▶ [Problem to solve]: Transcribe the material in full. Nothing should differ except that the pictures are left out.

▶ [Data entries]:
^^^^
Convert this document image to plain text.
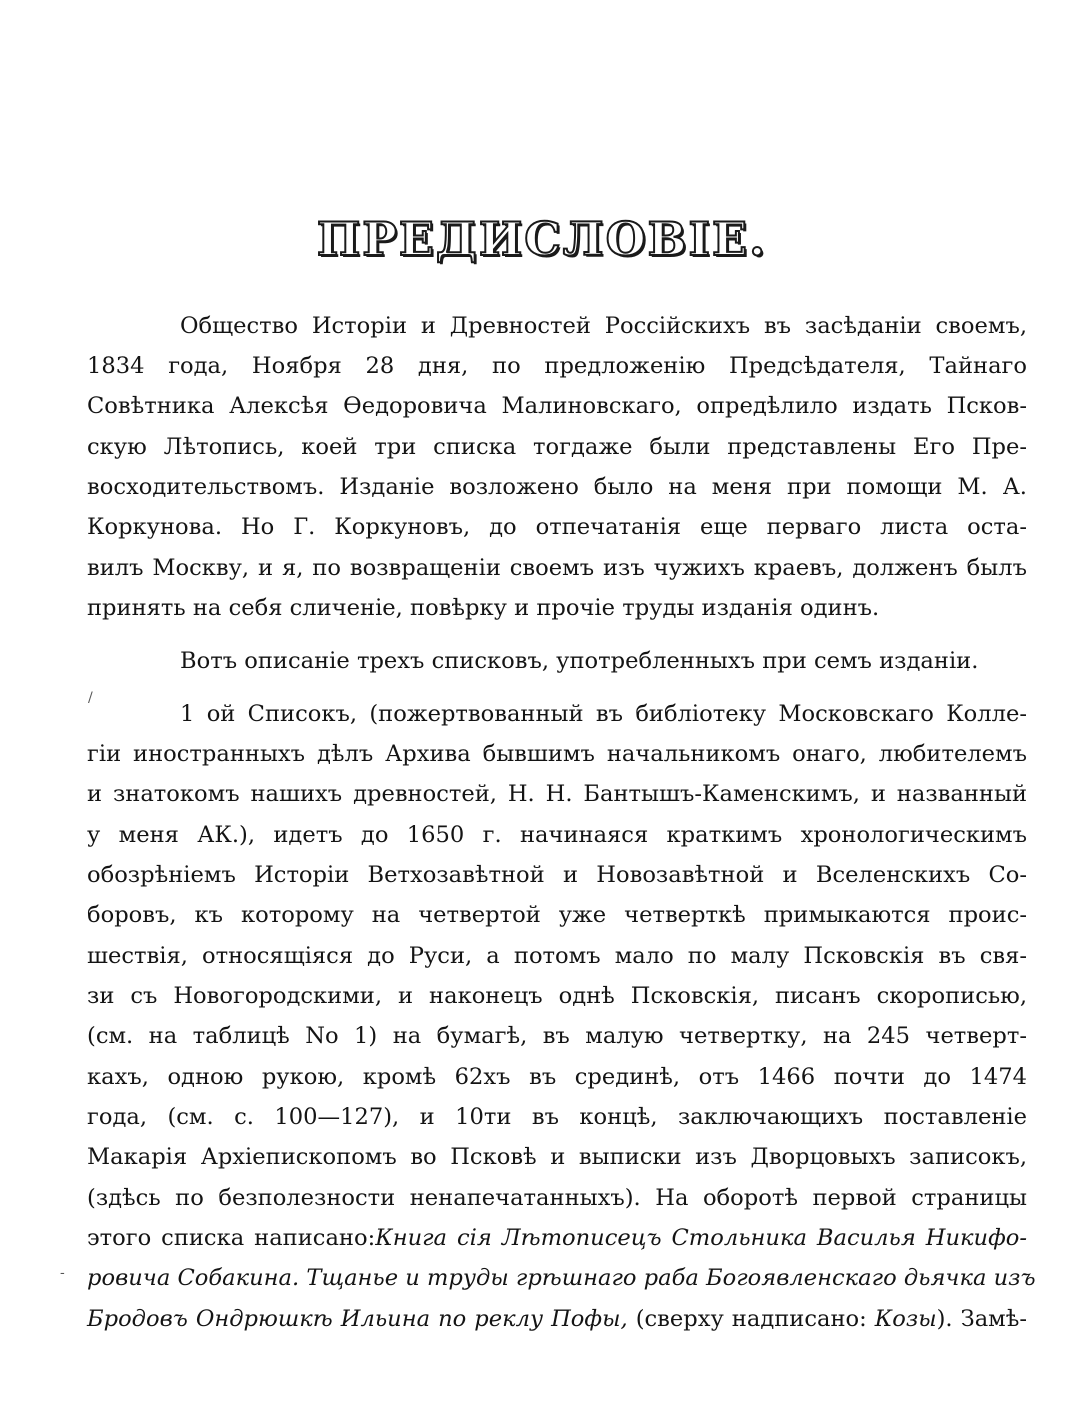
ПРЕДИСЛОВІЕ.
Общество Исторіи и Древностей Россійскихъ въ засѣданіи своемъ,
1834 года, Ноября 28 дня, по предложенію Предсѣдателя, Тайнаго
Совѣтника Алексѣя Ѳедоровича Малиновскаго, опредѣлило издать Псков-
скую Лѣтопись, коей три списка тогдаже были представлены Его Пре-
восходительствомъ. Изданіе возложено было на меня при помощи М. А.
Коркунова. Но Г. Коркуновъ, до отпечатанія еще перваго листа оста-
вилъ Москву, и я, по возвращеніи своемъ изъ чужихъ краевъ, долженъ былъ
принять на себя сличеніе, повѣрку и прочіе труды изданія одинъ.
Вотъ описаніе трехъ списковъ, употребленныхъ при семъ изданіи.
1 ой Списокъ, (пожертвованный въ библіотеку Московскаго Колле-
гіи иностранныхъ дѣлъ Архива бывшимъ начальникомъ онаго, любителемъ
и знатокомъ нашихъ древностей, Н. Н. Бантышъ-Каменскимъ, и названный
у меня АК.), идетъ до 1650 г. начинаяся краткимъ хронологическимъ
обозрѣніемъ Исторіи Ветхозавѣтной и Новозавѣтной и Вселенскихъ Со-
боровъ, къ которому на четвертой уже четверткѣ примыкаются проис-
шествія, относящіяся до Руси, а потомъ мало по малу Псковскія въ свя-
зи съ Новогородскими, и наконецъ однѣ Псковскія, писанъ скорописью,
(см. на таблицѣ No 1) на бумагѣ, въ малую четвертку, на 245 четверт-
кахъ, одною рукою, кромѣ 62хъ въ срединѣ, отъ 1466 почти до 1474
года, (см. с. 100—127), и 10ти въ концѣ, заключающихъ поставленіе
Макарія Архіепископомъ во Псковѣ и выписки изъ Дворцовыхъ записокъ,
(здѣсь по безполезности ненапечатанныхъ). На оборотѣ первой страницы
этого списка написано:Книга сія Лѣтописецъ Стольника Василья Никифо-
ровича Собакина. Тщанье и труды грѣшнаго раба Богоявленскаго дьячка изъ
Бродовъ Ондрюшкѣ Ильина по реклу Пофы, (сверху надписано: Козы). Замѣ-
/
-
^^^^
▶ [Expected answer]:
Convert this document image to plain text.
ПРЕДИСЛОВІЕ.
Общество Исторіи и Древностей Россійскихъ въ засѣданіи своемъ,
1834 года, Ноября 28 дня, по предложенію Предсѣдателя, Тайнаго
Совѣтника Алексѣя Ѳедоровича Малиновскаго, опредѣлило издать Псков-
скую Лѣтопись, коей три списка тогдаже были представлены Его Пре-
восходительствомъ. Изданіе возложено было на меня при помощи М. А.
Коркунова. Но Г. Коркуновъ, до отпечатанія еще перваго листа оста-
вилъ Москву, и я, по возвращеніи своемъ изъ чужихъ краевъ, долженъ былъ
принять на себя сличеніе, повѣрку и прочіе труды изданія одинъ.
Вотъ описаніе трехъ списковъ, употребленныхъ при семъ изданіи.
1 ой Списокъ, (пожертвованный въ библіотеку Московскаго Колле-
гіи иностранныхъ дѣлъ Архива бывшимъ начальникомъ онаго, любителемъ
и знатокомъ нашихъ древностей, Н. Н. Бантышъ-Каменскимъ, и названный
у меня АК.), идетъ до 1650 г. начинаяся краткимъ хронологическимъ
обозрѣніемъ Исторіи Ветхозавѣтной и Новозавѣтной и Вселенскихъ Со-
боровъ, къ которому на четвертой уже четверткѣ примыкаются проис-
шествія, относящіяся до Руси, а потомъ мало по малу Псковскія въ свя-
зи съ Новогородскими, и наконецъ однѣ Псковскія, писанъ скорописью,
(см. на таблицѣ No 1) на бумагѣ, въ малую четвертку, на 245 четверт-
кахъ, одною рукою, кромѣ 62хъ въ срединѣ, отъ 1466 почти до 1474
года, (см. с. 100—127), и 10ти въ концѣ, заключающихъ поставленіе
Макарія Архіепископомъ во Псковѣ и выписки изъ Дворцовыхъ записокъ,
(здѣсь по безполезности ненапечатанныхъ). На оборотѣ первой страницы
этого списка написано:Книга сія Лѣтописецъ Стольника Василья Никифо-
ровича Собакина. Тщанье и труды грѣшнаго раба Богоявленскаго дьячка изъ
Бродовъ Ондрюшкѣ Ильина по реклу Пофы, (сверху надписано: Козы). Замѣ-
/
-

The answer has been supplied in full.